## [WHAT YOU WILL DO]
Copy the data word for word, keeping every line.

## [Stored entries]
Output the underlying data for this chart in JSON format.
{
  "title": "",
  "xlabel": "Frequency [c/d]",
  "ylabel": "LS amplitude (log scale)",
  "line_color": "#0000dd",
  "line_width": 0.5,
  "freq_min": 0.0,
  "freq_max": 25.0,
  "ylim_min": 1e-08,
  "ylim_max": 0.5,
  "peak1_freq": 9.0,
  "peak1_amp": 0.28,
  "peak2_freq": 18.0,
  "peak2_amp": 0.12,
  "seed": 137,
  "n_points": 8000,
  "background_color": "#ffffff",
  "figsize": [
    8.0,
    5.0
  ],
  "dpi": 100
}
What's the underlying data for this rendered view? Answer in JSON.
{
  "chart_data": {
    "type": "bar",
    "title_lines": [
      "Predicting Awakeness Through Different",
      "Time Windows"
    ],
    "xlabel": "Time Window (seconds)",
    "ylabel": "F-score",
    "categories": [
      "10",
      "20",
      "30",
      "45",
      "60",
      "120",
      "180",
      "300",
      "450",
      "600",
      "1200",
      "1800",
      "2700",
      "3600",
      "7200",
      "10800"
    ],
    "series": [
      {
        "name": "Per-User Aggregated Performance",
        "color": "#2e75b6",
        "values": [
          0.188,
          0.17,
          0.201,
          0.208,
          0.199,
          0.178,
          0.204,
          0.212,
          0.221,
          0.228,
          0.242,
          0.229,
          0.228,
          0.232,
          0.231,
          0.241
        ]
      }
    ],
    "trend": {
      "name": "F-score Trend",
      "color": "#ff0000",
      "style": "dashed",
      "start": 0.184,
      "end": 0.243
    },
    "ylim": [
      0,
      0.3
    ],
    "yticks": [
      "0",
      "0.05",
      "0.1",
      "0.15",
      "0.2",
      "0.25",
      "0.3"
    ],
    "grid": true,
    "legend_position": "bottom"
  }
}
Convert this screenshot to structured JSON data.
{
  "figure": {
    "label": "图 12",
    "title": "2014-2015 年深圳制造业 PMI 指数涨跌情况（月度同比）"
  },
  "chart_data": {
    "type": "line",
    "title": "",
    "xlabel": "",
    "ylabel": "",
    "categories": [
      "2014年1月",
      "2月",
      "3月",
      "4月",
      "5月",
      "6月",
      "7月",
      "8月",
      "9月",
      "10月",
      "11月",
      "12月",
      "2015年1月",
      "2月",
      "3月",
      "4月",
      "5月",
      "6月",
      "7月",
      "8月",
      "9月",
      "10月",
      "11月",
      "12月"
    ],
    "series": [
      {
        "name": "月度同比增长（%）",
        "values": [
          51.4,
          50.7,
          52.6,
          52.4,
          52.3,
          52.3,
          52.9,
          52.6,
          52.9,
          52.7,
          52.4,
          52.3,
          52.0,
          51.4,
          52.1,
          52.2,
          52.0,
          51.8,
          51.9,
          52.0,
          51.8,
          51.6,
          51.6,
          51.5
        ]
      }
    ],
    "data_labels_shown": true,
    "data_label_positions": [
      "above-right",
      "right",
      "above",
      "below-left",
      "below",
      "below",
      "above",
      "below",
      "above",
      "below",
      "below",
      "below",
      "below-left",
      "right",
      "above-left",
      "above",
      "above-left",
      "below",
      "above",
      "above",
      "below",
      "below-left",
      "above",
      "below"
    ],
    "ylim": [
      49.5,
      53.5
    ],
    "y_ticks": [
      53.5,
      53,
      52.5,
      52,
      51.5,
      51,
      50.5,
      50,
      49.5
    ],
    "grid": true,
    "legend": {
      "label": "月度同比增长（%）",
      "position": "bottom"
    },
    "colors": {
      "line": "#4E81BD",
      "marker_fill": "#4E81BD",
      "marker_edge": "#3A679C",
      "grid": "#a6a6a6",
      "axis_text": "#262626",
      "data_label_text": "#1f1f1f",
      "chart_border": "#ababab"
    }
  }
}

## [EXERCISE ANSWER]
Output the underlying data for this chart in JSON format.
{
  "title": "",
  "xlabel": "Frequency [c/d]",
  "ylabel": "LS amplitude (log scale)",
  "line_color": "#0000dd",
  "line_width": 0.5,
  "freq_min": 0.0,
  "freq_max": 25.0,
  "ylim_min": 1e-08,
  "ylim_max": 0.5,
  "peak1_freq": 9.0,
  "peak1_amp": 0.28,
  "peak2_freq": 18.0,
  "peak2_amp": 0.12,
  "seed": 137,
  "n_points": 8000,
  "background_color": "#ffffff",
  "figsize": [
    8.0,
    5.0
  ],
  "dpi": 100
}
What's the underlying data for this rendered view? Answer in JSON.
{
  "chart_data": {
    "type": "bar",
    "title_lines": [
      "Predicting Awakeness Through Different",
      "Time Windows"
    ],
    "xlabel": "Time Window (seconds)",
    "ylabel": "F-score",
    "categories": [
      "10",
      "20",
      "30",
      "45",
      "60",
      "120",
      "180",
      "300",
      "450",
      "600",
      "1200",
      "1800",
      "2700",
      "3600",
      "7200",
      "10800"
    ],
    "series": [
      {
        "name": "Per-User Aggregated Performance",
        "color": "#2e75b6",
        "values": [
          0.188,
          0.17,
          0.201,
          0.208,
          0.199,
          0.178,
          0.204,
          0.212,
          0.221,
          0.228,
          0.242,
          0.229,
          0.228,
          0.232,
          0.231,
          0.241
        ]
      }
    ],
    "trend": {
      "name": "F-score Trend",
      "color": "#ff0000",
      "style": "dashed",
      "start": 0.184,
      "end": 0.243
    },
    "ylim": [
      0,
      0.3
    ],
    "yticks": [
      "0",
      "0.05",
      "0.1",
      "0.15",
      "0.2",
      "0.25",
      "0.3"
    ],
    "grid": true,
    "legend_position": "bottom"
  }
}
Convert this screenshot to structured JSON data.
{
  "figure": {
    "label": "图 12",
    "title": "2014-2015 年深圳制造业 PMI 指数涨跌情况（月度同比）"
  },
  "chart_data": {
    "type": "line",
    "title": "",
    "xlabel": "",
    "ylabel": "",
    "categories": [
      "2014年1月",
      "2月",
      "3月",
      "4月",
      "5月",
      "6月",
      "7月",
      "8月",
      "9月",
      "10月",
      "11月",
      "12月",
      "2015年1月",
      "2月",
      "3月",
      "4月",
      "5月",
      "6月",
      "7月",
      "8月",
      "9月",
      "10月",
      "11月",
      "12月"
    ],
    "series": [
      {
        "name": "月度同比增长（%）",
        "values": [
          51.4,
          50.7,
          52.6,
          52.4,
          52.3,
          52.3,
          52.9,
          52.6,
          52.9,
          52.7,
          52.4,
          52.3,
          52.0,
          51.4,
          52.1,
          52.2,
          52.0,
          51.8,
          51.9,
          52.0,
          51.8,
          51.6,
          51.6,
          51.5
        ]
      }
    ],
    "data_labels_shown": true,
    "data_label_positions": [
      "above-right",
      "right",
      "above",
      "below-left",
      "below",
      "below",
      "above",
      "below",
      "above",
      "below",
      "below",
      "below",
      "below-left",
      "right",
      "above-left",
      "above",
      "above-left",
      "below",
      "above",
      "above",
      "below",
      "below-left",
      "above",
      "below"
    ],
    "ylim": [
      49.5,
      53.5
    ],
    "y_ticks": [
      53.5,
      53,
      52.5,
      52,
      51.5,
      51,
      50.5,
      50,
      49.5
    ],
    "grid": true,
    "legend": {
      "label": "月度同比增长（%）",
      "position": "bottom"
    },
    "colors": {
      "line": "#4E81BD",
      "marker_fill": "#4E81BD",
      "marker_edge": "#3A679C",
      "grid": "#a6a6a6",
      "axis_text": "#262626",
      "data_label_text": "#1f1f1f",
      "chart_border": "#ababab"
    }
  }
}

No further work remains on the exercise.